MATERIAL:

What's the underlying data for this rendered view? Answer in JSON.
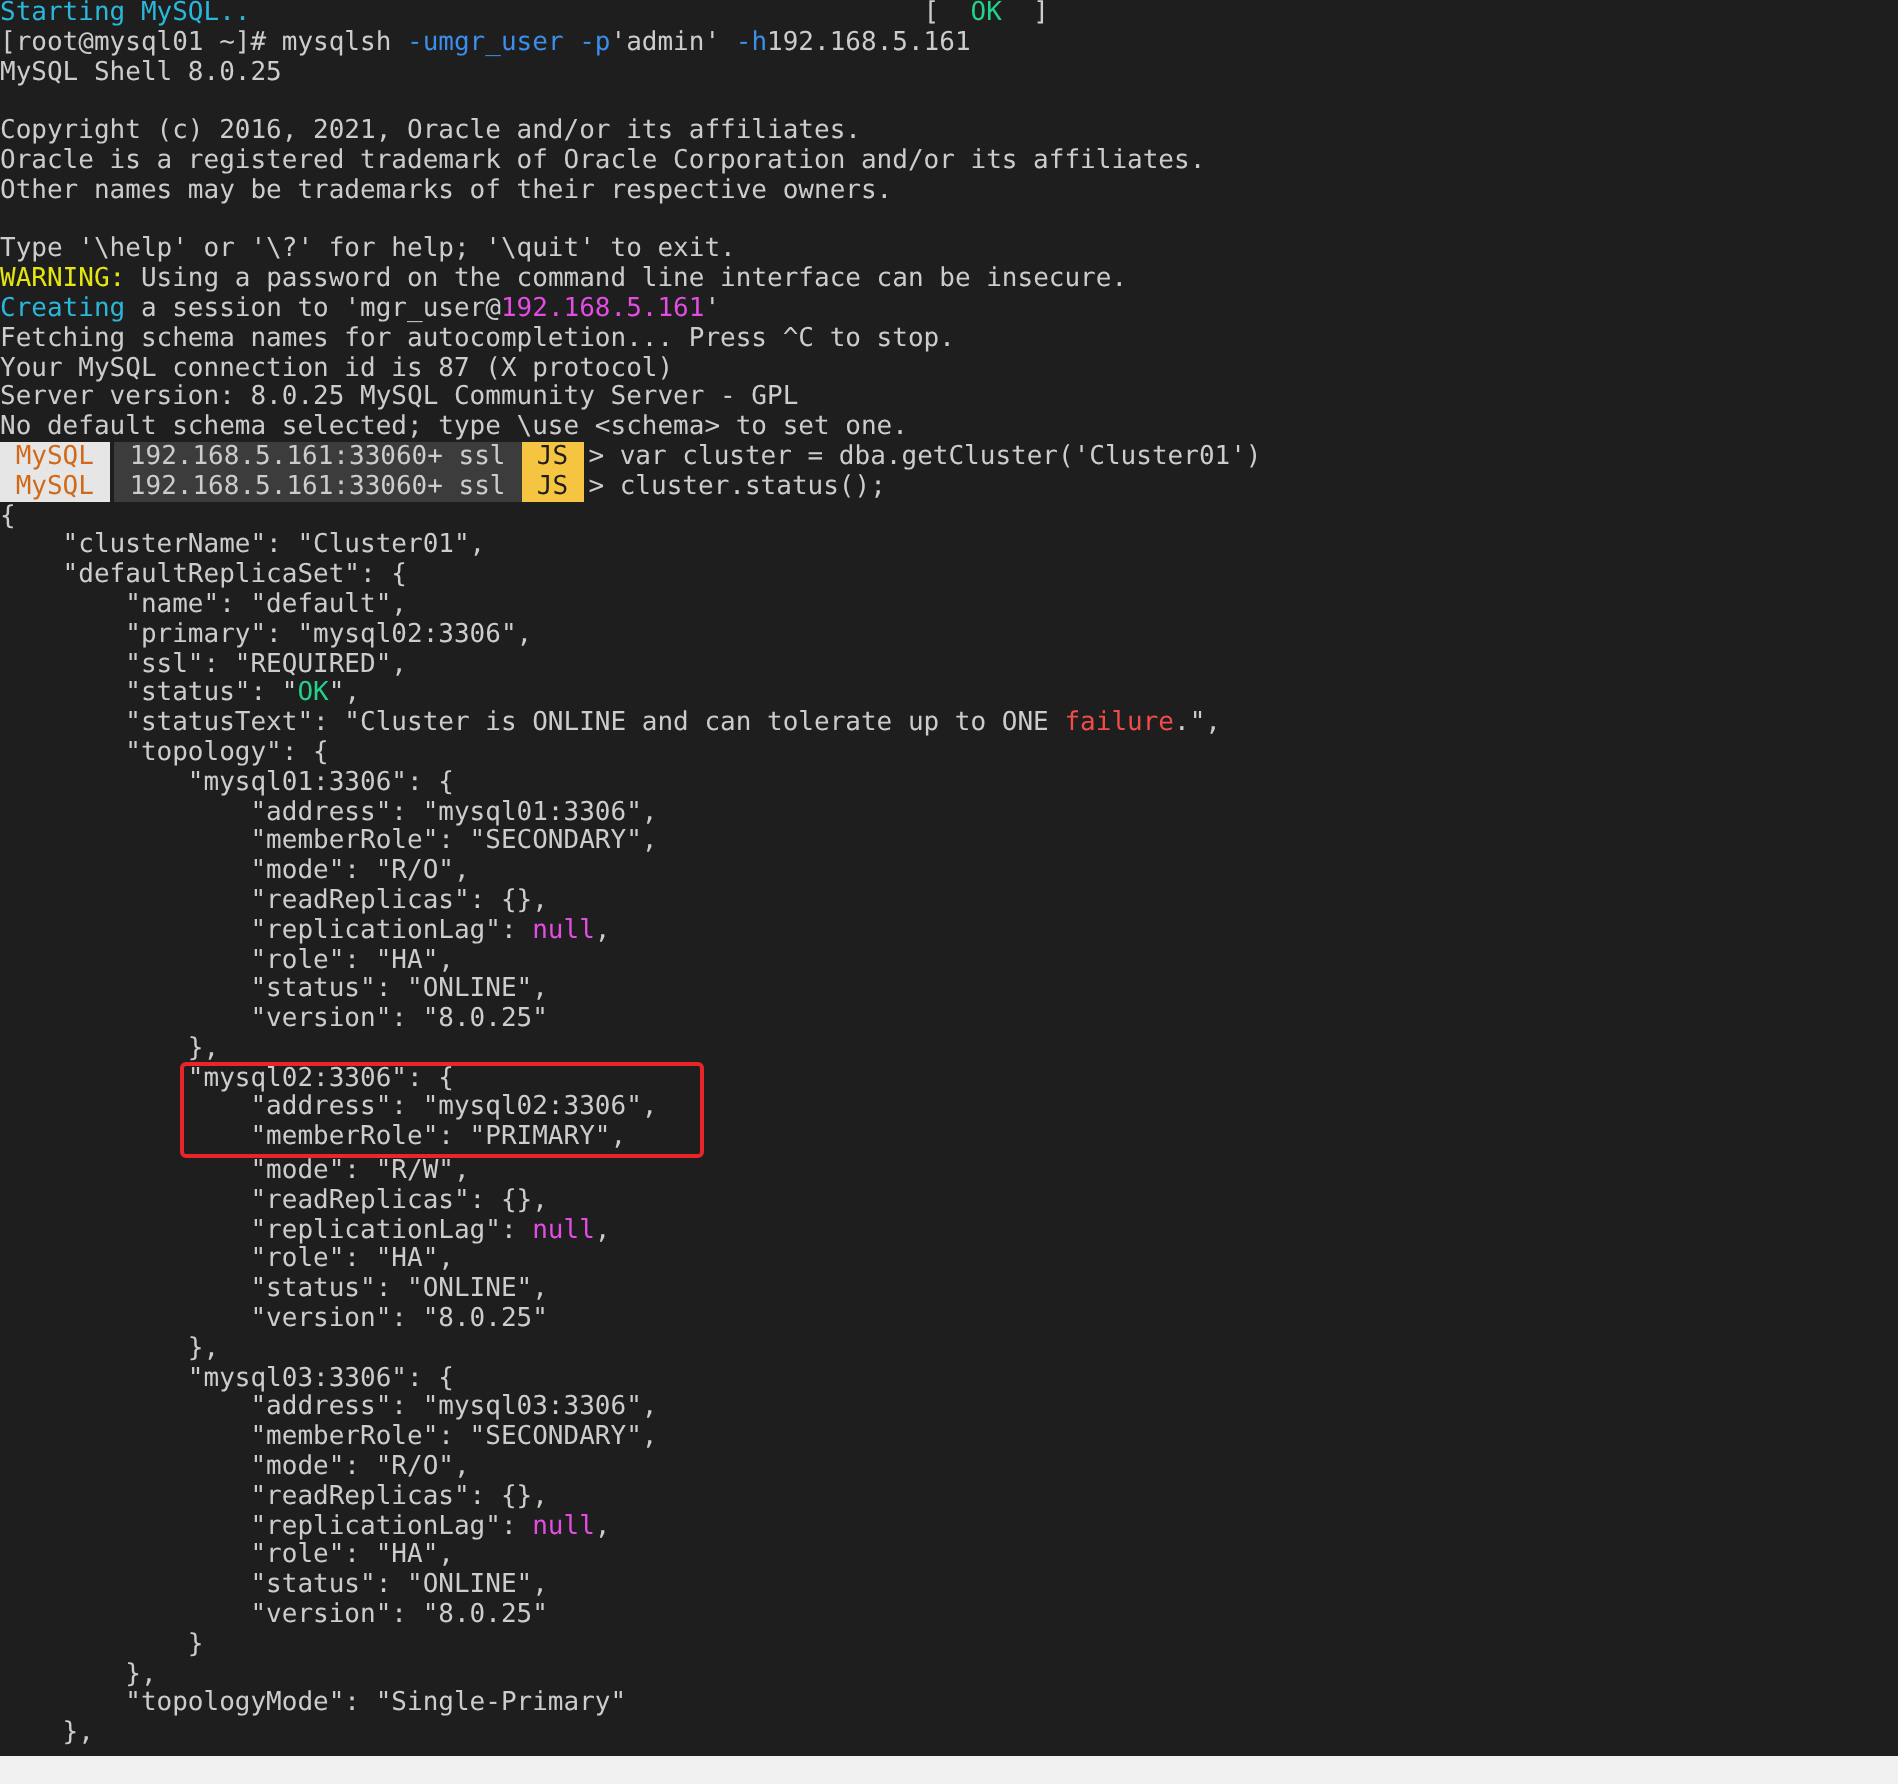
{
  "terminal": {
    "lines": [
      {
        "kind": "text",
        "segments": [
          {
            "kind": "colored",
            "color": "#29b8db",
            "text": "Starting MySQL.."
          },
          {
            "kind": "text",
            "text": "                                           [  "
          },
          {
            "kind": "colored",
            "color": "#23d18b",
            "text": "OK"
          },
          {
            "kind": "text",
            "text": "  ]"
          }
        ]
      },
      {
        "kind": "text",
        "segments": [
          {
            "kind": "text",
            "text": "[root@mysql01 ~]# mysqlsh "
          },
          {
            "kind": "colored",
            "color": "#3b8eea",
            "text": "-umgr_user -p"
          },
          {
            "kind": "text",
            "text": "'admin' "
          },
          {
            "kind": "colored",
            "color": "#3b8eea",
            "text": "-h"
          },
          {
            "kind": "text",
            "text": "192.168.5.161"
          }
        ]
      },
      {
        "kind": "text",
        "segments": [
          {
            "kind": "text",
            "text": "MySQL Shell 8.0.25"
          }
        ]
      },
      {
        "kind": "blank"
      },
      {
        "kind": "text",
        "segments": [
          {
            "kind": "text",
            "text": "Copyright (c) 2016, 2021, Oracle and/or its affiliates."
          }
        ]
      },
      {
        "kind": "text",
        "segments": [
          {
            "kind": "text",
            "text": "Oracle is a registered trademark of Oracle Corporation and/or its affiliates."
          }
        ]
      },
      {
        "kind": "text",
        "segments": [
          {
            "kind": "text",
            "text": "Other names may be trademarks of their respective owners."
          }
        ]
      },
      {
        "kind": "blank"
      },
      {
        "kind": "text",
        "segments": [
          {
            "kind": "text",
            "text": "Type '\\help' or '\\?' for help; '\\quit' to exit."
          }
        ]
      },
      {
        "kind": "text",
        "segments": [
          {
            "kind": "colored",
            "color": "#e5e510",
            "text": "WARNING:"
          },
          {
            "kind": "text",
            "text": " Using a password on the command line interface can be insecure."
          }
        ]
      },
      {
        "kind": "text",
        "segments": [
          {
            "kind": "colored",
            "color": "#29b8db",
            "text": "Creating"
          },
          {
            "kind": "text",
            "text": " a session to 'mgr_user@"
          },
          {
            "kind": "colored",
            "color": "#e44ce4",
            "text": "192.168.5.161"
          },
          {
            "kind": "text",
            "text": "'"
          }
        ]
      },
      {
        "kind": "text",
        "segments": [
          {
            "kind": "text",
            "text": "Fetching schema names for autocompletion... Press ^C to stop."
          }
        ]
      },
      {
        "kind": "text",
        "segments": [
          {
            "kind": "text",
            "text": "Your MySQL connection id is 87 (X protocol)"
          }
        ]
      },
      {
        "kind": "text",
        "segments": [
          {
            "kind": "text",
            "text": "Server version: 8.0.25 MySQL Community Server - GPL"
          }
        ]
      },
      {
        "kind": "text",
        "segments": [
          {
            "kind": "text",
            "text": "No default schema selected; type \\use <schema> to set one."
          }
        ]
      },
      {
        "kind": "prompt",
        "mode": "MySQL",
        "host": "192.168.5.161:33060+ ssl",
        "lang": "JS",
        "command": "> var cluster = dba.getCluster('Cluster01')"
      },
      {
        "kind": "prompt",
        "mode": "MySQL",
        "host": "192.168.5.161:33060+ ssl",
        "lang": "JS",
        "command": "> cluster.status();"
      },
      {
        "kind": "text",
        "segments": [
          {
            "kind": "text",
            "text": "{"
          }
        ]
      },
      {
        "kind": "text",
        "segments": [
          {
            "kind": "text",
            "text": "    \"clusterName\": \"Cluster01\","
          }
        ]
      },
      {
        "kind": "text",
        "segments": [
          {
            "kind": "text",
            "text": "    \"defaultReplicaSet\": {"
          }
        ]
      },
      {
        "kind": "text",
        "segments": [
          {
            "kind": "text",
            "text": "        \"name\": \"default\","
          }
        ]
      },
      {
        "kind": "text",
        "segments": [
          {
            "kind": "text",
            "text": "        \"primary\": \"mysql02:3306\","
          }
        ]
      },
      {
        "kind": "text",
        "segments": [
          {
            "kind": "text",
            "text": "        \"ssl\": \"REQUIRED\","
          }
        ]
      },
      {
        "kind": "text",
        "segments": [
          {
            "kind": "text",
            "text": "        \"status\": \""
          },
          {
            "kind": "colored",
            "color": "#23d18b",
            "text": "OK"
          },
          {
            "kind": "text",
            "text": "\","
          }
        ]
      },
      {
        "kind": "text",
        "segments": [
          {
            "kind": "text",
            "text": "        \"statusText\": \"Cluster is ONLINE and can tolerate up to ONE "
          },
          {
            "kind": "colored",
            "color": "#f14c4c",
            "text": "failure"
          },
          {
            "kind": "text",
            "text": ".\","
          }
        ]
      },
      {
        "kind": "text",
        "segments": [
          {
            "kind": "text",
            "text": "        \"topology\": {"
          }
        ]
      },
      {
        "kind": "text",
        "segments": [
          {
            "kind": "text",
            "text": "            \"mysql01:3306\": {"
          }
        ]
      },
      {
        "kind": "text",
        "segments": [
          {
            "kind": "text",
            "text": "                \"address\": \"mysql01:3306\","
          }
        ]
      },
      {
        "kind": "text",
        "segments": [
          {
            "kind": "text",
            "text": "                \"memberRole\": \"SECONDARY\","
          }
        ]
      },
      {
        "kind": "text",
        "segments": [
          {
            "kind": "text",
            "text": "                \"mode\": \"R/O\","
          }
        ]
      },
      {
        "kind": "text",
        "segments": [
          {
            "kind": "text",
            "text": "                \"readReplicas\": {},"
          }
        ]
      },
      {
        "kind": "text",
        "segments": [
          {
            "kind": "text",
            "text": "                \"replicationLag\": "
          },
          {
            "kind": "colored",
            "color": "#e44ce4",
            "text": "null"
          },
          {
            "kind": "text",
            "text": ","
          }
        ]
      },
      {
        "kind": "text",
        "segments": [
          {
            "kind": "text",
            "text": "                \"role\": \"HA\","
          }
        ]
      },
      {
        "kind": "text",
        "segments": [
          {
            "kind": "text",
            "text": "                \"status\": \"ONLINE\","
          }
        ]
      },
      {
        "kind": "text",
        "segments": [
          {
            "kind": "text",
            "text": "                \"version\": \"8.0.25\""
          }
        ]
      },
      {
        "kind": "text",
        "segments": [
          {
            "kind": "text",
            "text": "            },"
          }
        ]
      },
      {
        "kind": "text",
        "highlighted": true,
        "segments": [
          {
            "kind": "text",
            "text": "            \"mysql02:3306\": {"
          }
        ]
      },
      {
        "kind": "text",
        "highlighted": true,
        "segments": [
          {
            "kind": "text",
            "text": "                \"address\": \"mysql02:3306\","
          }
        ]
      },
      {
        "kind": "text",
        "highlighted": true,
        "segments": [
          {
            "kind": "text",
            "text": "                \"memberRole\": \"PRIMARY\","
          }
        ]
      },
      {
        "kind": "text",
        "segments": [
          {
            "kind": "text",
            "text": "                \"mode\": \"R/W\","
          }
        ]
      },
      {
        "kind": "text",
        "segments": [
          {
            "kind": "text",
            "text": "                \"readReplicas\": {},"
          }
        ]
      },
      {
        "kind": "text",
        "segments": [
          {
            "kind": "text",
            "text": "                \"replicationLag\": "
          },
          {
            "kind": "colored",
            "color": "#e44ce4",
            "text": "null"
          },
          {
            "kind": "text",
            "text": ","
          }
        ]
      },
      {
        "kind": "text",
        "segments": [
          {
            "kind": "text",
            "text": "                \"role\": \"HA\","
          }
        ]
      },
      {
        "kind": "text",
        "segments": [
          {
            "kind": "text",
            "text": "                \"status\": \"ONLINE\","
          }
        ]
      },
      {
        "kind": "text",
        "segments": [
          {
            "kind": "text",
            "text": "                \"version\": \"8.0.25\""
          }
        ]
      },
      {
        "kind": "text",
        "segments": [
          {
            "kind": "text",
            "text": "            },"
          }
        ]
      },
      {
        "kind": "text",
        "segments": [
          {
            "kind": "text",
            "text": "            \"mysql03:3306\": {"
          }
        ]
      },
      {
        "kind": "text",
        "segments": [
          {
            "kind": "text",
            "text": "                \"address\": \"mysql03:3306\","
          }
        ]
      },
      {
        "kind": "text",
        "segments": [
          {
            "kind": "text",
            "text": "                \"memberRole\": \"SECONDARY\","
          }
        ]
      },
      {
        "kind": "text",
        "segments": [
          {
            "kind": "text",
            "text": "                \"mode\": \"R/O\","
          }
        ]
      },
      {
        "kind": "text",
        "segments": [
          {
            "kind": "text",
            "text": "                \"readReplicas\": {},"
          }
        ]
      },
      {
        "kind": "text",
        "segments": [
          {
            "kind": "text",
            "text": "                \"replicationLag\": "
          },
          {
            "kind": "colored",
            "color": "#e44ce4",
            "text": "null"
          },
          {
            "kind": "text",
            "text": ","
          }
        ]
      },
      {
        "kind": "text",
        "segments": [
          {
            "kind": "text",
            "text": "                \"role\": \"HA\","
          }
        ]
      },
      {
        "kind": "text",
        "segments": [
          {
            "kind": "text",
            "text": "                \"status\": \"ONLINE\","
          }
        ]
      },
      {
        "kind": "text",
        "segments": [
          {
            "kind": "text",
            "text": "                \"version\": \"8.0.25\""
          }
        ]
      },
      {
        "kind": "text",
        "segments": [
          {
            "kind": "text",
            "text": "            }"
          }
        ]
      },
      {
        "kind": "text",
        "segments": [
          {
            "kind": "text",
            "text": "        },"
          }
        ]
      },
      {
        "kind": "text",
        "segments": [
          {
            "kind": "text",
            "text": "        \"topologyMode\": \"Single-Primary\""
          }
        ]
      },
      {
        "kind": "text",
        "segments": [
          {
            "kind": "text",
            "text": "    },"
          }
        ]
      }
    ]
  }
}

...

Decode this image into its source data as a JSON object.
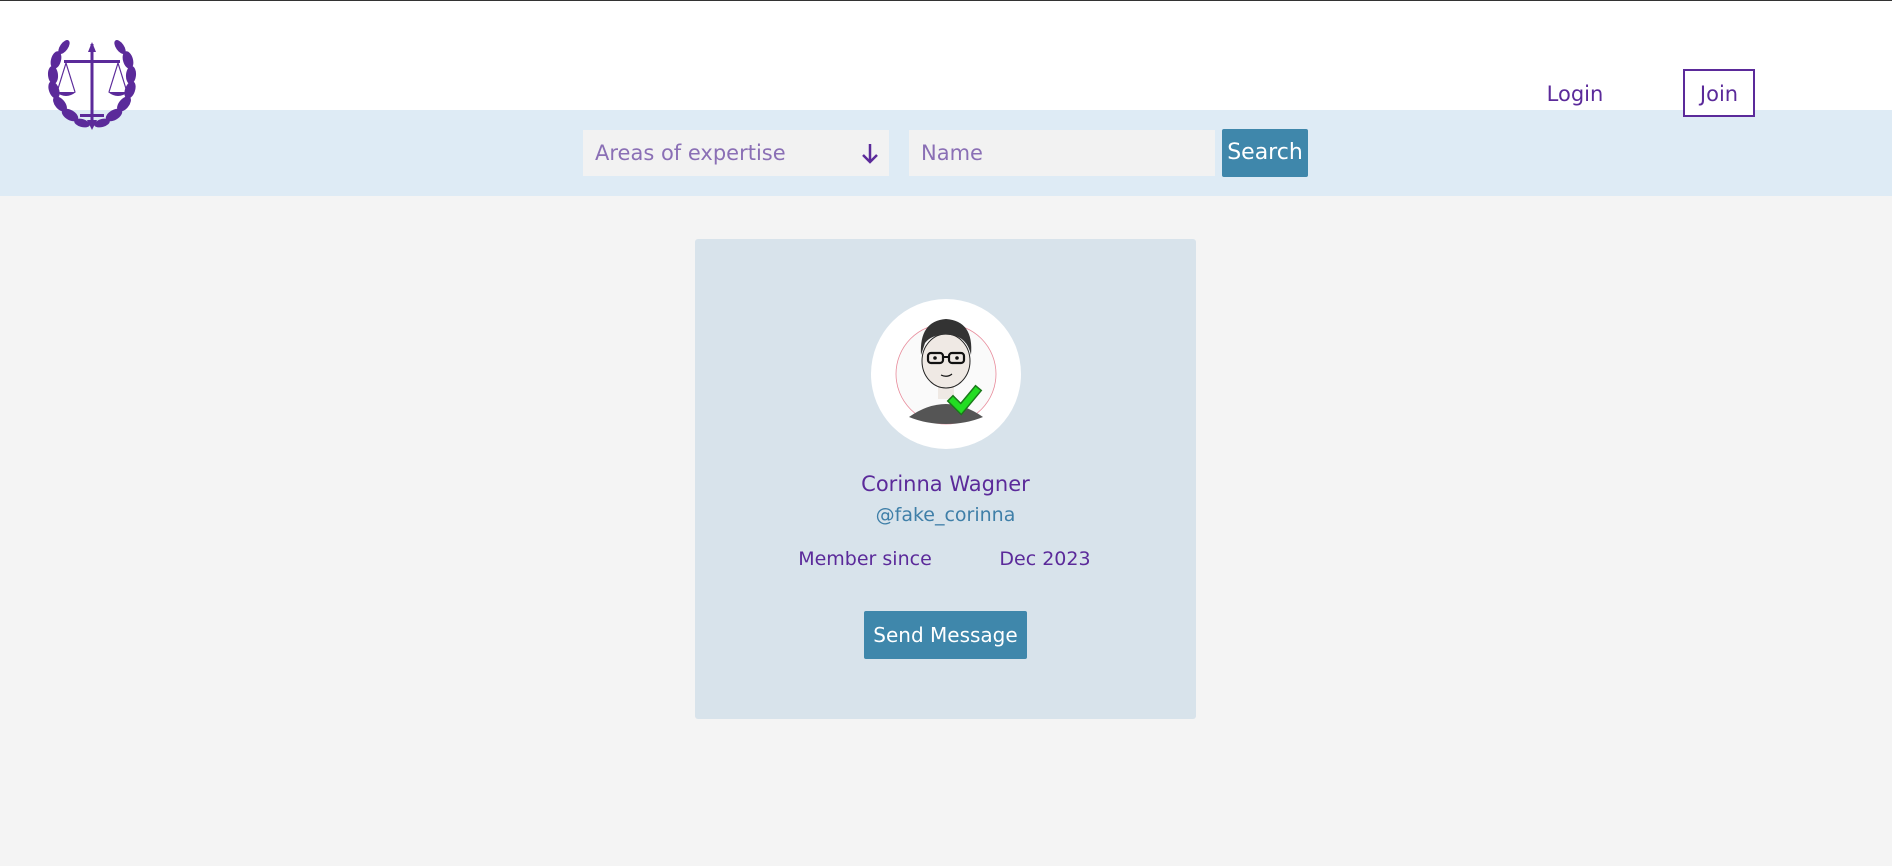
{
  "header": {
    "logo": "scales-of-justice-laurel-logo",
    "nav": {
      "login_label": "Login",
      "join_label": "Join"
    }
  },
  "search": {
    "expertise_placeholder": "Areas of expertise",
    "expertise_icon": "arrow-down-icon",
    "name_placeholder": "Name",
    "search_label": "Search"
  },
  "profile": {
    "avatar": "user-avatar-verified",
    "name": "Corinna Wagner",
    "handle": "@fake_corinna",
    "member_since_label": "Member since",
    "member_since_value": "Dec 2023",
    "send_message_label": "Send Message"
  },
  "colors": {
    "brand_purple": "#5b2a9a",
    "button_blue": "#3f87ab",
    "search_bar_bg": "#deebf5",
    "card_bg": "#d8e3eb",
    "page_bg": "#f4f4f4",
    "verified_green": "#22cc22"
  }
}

TO BE DONE: Using the listing above, locate the lines that hold "Oracle" and copy each one.

SOLUTION:
            "text": "Copyright (c) 2016, 2021, Oracle and/or its affiliates."
            "text": "Oracle is a registered trademark of Oracle Corporation and/or its affiliates."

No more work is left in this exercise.